Copy each entry as it stands, leaving nothing out.

______

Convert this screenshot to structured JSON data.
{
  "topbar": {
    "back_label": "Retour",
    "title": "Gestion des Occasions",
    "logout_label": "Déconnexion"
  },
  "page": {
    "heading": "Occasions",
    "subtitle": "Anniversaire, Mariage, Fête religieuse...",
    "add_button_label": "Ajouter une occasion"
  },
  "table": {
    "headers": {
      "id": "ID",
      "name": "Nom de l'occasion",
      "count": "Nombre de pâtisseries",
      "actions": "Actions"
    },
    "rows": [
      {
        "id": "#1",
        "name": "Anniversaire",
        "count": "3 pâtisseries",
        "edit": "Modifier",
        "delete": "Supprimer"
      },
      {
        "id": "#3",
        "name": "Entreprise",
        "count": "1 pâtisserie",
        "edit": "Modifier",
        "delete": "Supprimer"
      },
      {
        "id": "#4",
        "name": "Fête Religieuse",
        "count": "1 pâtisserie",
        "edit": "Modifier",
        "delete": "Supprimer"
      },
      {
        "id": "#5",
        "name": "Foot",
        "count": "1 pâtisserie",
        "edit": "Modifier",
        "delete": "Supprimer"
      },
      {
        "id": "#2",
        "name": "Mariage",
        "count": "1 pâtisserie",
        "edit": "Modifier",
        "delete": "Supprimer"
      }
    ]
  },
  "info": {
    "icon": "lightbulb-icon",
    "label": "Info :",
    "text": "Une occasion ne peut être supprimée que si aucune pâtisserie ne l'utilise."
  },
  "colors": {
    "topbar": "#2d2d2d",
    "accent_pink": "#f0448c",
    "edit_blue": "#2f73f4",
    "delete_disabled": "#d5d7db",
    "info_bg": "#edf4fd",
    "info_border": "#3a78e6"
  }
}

______

RESULT OF THIS TASK:
Convert this screenshot to structured JSON data.
{
  "topbar": {
    "back_label": "Retour",
    "title": "Gestion des Occasions",
    "logout_label": "Déconnexion"
  },
  "page": {
    "heading": "Occasions",
    "subtitle": "Anniversaire, Mariage, Fête religieuse...",
    "add_button_label": "Ajouter une occasion"
  },
  "table": {
    "headers": {
      "id": "ID",
      "name": "Nom de l'occasion",
      "count": "Nombre de pâtisseries",
      "actions": "Actions"
    },
    "rows": [
      {
        "id": "#1",
        "name": "Anniversaire",
        "count": "3 pâtisseries",
        "edit": "Modifier",
        "delete": "Supprimer"
      },
      {
        "id": "#3",
        "name": "Entreprise",
        "count": "1 pâtisserie",
        "edit": "Modifier",
        "delete": "Supprimer"
      },
      {
        "id": "#4",
        "name": "Fête Religieuse",
        "count": "1 pâtisserie",
        "edit": "Modifier",
        "delete": "Supprimer"
      },
      {
        "id": "#5",
        "name": "Foot",
        "count": "1 pâtisserie",
        "edit": "Modifier",
        "delete": "Supprimer"
      },
      {
        "id": "#2",
        "name": "Mariage",
        "count": "1 pâtisserie",
        "edit": "Modifier",
        "delete": "Supprimer"
      }
    ]
  },
  "info": {
    "icon": "lightbulb-icon",
    "label": "Info :",
    "text": "Une occasion ne peut être supprimée que si aucune pâtisserie ne l'utilise."
  },
  "colors": {
    "topbar": "#2d2d2d",
    "accent_pink": "#f0448c",
    "edit_blue": "#2f73f4",
    "delete_disabled": "#d5d7db",
    "info_bg": "#edf4fd",
    "info_border": "#3a78e6"
  }
}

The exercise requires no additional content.